- **What to work on**
Pull out every line from the listing that has the word "ffffff".

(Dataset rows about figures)

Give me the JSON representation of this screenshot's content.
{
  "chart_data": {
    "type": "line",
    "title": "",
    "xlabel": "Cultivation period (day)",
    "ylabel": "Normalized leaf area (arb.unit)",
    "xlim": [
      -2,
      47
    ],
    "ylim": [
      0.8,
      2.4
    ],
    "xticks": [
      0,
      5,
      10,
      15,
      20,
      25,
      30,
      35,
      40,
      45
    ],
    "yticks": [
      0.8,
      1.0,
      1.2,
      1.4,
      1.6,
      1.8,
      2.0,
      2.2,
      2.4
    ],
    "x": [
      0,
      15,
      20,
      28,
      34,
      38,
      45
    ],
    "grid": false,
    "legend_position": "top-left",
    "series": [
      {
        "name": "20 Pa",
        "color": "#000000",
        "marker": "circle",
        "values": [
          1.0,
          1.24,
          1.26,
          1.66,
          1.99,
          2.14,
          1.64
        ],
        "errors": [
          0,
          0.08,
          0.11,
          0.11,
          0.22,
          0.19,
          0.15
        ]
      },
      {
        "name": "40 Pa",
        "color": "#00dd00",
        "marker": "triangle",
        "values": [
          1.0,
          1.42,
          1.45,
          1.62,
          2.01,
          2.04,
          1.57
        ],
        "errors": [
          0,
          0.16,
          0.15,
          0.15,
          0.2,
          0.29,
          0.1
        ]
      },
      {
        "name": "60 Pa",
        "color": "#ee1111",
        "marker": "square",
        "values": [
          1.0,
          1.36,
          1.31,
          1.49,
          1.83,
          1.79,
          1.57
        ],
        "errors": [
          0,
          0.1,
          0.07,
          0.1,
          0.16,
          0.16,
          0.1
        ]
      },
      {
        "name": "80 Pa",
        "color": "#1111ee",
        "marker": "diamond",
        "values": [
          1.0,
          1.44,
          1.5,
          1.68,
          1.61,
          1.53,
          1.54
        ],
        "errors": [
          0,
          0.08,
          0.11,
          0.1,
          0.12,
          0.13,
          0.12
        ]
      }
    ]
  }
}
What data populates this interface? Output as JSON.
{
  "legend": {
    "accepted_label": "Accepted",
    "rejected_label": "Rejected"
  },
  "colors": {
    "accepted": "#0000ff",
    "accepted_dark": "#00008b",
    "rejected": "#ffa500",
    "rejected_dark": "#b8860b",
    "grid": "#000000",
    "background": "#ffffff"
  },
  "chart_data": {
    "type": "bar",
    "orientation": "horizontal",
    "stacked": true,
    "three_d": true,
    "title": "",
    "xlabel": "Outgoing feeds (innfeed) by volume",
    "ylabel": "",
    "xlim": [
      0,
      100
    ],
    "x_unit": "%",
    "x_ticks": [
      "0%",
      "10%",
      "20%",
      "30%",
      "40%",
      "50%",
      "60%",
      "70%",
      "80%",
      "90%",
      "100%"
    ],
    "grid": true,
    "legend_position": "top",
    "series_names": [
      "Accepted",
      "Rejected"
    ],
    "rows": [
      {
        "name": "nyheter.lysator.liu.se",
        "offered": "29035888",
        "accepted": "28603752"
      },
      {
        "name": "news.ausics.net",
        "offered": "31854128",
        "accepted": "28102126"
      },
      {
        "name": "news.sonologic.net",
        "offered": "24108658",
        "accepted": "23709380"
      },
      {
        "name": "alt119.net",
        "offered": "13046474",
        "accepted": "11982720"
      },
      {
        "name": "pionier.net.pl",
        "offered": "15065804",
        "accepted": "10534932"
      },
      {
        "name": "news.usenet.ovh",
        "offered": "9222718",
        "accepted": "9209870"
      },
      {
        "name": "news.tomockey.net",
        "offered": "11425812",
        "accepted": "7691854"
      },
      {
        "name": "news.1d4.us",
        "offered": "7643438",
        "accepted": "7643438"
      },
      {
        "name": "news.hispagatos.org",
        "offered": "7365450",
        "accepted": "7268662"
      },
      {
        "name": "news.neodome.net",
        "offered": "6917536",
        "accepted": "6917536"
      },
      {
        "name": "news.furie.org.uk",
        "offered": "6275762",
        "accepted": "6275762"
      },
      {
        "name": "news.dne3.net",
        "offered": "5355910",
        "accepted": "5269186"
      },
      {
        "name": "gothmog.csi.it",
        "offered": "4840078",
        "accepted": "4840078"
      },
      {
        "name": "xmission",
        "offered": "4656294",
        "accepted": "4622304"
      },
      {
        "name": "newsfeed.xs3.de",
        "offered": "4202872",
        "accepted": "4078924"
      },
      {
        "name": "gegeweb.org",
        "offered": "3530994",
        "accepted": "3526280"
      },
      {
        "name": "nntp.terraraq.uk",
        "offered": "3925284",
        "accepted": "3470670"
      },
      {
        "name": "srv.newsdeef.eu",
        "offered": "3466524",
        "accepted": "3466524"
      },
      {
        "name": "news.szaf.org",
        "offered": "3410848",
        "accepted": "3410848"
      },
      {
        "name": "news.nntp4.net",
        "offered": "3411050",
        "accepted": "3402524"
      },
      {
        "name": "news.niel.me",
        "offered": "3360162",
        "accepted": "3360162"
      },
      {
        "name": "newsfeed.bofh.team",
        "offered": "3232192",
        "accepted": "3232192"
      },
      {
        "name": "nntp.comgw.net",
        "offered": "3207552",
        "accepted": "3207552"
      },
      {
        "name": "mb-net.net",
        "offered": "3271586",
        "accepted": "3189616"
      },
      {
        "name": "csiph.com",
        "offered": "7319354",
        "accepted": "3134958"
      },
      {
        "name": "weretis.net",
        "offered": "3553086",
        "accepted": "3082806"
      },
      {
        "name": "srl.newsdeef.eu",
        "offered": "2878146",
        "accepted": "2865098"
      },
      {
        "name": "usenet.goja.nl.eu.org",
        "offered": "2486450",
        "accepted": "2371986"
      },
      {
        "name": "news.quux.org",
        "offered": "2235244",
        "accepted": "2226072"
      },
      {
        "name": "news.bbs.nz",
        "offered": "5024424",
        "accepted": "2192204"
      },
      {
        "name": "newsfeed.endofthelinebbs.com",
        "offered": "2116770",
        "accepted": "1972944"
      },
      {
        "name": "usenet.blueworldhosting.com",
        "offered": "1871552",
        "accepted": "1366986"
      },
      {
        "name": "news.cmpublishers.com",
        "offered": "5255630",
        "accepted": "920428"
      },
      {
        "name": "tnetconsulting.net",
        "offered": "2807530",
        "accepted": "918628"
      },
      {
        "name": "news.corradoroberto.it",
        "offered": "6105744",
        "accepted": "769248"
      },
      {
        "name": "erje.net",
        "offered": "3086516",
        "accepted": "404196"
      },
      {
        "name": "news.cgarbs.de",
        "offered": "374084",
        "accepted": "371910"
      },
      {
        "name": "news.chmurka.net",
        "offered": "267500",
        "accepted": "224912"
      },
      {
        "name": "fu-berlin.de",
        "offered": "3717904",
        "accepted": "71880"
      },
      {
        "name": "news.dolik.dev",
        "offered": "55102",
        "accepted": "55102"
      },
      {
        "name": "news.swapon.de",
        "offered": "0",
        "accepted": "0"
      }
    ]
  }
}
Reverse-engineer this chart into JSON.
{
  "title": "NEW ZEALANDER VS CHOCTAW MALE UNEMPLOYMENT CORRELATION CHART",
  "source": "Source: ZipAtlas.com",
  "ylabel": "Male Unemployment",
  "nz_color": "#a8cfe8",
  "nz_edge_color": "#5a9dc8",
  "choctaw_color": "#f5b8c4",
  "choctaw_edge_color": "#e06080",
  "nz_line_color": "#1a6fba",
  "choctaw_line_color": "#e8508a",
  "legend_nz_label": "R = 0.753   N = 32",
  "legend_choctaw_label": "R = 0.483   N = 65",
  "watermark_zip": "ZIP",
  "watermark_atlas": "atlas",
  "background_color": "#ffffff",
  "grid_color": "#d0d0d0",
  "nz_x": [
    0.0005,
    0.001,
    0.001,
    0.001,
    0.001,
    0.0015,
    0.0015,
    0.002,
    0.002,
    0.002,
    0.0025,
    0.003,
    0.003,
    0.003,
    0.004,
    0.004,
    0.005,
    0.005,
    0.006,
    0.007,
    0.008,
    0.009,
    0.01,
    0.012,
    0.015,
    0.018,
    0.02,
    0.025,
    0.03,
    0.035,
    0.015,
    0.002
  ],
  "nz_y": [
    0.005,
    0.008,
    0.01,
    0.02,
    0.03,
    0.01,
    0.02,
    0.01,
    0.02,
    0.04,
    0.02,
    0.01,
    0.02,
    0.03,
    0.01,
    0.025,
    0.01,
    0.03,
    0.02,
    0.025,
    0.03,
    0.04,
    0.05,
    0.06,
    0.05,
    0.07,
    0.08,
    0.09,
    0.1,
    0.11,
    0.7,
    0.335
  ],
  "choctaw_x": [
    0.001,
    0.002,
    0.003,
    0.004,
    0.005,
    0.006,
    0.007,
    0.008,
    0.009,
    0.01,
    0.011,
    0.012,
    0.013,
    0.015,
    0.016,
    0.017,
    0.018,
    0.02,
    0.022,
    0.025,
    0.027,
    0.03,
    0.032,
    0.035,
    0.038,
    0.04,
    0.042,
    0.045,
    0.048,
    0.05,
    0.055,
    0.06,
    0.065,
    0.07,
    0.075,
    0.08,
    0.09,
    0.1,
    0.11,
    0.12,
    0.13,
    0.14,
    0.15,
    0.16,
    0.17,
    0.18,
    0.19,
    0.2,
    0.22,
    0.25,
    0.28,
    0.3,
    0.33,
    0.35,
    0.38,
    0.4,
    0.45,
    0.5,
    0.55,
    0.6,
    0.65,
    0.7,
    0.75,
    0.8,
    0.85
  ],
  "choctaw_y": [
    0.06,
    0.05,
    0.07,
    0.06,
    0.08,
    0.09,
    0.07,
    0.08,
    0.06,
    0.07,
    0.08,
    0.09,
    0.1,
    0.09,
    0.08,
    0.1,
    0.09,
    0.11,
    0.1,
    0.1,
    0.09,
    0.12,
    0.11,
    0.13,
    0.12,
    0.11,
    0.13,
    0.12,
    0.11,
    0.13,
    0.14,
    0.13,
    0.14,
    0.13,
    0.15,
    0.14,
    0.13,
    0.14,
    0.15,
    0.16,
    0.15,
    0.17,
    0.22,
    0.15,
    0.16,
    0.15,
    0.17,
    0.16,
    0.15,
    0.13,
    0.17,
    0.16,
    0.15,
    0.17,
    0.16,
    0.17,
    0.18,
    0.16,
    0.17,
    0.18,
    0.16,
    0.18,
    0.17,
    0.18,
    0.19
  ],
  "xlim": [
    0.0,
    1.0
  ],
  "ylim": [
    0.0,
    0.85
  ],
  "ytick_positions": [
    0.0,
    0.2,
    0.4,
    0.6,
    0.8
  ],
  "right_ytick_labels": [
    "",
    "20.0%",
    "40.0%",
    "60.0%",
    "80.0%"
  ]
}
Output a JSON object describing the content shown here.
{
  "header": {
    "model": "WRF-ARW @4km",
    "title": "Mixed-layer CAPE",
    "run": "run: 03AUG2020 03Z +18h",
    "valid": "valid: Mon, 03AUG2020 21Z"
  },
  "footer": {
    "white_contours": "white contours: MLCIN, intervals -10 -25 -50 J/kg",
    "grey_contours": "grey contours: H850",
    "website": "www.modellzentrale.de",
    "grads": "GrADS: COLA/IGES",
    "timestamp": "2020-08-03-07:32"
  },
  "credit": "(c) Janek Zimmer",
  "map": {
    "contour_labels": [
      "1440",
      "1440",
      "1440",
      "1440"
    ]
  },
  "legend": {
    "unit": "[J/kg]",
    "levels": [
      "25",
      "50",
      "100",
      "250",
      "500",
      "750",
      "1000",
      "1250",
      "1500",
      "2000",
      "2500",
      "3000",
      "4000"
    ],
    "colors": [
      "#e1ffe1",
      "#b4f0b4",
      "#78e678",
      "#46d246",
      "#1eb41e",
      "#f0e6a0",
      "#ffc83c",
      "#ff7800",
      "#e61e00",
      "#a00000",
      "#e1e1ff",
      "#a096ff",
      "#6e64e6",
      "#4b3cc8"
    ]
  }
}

- **Exercise output**
    "background": "#ffffff"
  "background_color": "#ffffff",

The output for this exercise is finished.